Figure content listings:
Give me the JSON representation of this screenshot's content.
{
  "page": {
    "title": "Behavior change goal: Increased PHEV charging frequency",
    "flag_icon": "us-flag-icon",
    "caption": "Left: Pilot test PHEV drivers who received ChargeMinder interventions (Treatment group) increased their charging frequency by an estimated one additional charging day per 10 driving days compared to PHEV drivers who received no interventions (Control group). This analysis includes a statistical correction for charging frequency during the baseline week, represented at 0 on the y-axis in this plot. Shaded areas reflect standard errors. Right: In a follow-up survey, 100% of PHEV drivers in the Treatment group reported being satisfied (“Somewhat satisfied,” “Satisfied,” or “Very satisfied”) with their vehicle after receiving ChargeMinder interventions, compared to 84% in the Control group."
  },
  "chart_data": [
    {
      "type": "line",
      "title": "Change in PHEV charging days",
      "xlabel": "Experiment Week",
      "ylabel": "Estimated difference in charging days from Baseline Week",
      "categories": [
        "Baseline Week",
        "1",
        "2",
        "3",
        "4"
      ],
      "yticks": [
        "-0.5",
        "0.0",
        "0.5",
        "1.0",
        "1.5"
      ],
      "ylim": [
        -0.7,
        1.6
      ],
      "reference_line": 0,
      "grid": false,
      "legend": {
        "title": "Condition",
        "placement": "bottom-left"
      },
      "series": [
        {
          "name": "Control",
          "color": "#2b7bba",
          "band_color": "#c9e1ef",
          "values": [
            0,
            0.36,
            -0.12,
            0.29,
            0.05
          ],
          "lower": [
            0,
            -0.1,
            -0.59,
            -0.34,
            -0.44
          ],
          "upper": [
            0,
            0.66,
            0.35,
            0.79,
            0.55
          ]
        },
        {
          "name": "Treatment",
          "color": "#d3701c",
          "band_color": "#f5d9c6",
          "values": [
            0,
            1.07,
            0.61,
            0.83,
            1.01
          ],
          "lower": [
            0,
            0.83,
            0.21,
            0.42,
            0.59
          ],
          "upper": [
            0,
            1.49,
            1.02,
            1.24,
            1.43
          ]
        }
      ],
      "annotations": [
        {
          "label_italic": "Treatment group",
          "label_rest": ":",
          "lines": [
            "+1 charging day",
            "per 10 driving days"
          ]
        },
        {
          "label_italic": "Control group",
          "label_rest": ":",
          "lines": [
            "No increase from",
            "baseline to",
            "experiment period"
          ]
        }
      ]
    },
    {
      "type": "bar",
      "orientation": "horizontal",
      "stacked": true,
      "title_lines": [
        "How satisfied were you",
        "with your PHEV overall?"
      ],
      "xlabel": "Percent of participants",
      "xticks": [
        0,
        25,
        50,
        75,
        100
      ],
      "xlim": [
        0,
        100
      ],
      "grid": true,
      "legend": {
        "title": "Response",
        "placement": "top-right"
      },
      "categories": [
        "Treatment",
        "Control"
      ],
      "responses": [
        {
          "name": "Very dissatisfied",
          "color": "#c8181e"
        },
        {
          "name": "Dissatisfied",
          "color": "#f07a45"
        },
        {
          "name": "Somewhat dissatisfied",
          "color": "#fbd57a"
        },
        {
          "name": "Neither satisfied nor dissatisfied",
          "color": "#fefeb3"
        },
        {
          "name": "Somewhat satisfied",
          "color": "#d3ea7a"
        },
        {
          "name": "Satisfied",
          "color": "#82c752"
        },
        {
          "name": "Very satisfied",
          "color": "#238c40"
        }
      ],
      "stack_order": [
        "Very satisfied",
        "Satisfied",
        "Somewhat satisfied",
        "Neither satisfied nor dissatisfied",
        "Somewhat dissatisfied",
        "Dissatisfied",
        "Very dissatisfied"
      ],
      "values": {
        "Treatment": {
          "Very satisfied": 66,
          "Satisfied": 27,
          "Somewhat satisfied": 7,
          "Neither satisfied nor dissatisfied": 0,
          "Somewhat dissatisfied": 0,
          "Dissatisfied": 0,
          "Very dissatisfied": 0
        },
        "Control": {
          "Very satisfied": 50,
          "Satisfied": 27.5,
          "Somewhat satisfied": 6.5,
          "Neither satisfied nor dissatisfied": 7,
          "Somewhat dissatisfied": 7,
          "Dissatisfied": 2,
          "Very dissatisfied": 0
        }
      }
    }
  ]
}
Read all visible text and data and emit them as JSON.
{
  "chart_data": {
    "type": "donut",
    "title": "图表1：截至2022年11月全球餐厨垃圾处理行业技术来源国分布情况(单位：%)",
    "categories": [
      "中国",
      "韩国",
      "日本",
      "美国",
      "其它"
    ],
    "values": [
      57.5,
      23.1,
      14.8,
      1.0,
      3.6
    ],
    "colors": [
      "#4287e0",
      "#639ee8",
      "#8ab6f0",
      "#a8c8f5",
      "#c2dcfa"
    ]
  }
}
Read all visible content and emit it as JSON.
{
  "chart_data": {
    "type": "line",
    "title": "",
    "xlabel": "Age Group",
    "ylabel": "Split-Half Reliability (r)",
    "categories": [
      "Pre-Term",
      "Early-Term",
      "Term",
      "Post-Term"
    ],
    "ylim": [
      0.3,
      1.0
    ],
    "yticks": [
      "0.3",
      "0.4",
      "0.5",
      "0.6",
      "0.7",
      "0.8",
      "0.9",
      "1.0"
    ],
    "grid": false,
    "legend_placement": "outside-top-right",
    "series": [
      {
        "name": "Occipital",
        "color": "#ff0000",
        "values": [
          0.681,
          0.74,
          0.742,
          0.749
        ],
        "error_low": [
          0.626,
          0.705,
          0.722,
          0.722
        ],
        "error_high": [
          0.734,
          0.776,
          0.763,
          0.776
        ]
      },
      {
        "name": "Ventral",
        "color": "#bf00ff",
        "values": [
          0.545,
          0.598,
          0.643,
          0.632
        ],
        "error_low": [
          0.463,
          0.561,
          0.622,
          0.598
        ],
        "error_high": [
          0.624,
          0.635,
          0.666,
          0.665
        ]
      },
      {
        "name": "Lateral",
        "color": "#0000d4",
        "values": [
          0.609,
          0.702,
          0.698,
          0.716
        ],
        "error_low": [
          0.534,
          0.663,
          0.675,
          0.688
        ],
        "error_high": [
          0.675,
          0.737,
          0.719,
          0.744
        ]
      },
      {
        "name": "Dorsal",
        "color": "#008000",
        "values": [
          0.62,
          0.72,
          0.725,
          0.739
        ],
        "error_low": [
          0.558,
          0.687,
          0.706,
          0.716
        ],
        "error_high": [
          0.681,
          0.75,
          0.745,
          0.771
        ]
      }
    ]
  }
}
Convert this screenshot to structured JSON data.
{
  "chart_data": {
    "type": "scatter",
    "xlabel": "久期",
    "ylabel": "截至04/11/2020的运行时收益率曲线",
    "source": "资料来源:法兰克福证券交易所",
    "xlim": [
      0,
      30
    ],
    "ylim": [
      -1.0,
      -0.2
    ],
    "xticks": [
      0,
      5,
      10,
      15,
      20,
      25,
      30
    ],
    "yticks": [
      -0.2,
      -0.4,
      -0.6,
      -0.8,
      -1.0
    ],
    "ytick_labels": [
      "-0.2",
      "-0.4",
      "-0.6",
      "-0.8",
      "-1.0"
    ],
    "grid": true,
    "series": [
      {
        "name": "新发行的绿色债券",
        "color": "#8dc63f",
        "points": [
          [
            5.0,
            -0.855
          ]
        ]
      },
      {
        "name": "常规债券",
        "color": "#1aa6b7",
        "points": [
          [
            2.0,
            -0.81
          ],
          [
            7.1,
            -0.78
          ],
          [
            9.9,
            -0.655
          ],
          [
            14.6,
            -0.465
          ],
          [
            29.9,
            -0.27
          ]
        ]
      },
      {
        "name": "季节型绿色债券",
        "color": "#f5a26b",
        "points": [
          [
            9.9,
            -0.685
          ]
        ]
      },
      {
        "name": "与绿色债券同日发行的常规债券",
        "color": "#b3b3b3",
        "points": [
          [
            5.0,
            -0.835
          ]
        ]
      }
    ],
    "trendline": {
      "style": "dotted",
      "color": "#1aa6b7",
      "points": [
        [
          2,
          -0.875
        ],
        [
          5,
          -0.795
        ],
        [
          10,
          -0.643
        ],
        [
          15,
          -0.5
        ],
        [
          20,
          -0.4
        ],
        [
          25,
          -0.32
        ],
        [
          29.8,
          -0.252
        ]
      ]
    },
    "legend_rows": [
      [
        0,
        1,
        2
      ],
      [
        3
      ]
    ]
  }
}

* _Task requirements_: From the data, pick out every line that includes "JSON".

* _Task result_:
Give me the JSON representation of this screenshot's content.
Read all visible text and data and emit them as JSON.
Read all visible content and emit it as JSON.
Convert this screenshot to structured JSON data.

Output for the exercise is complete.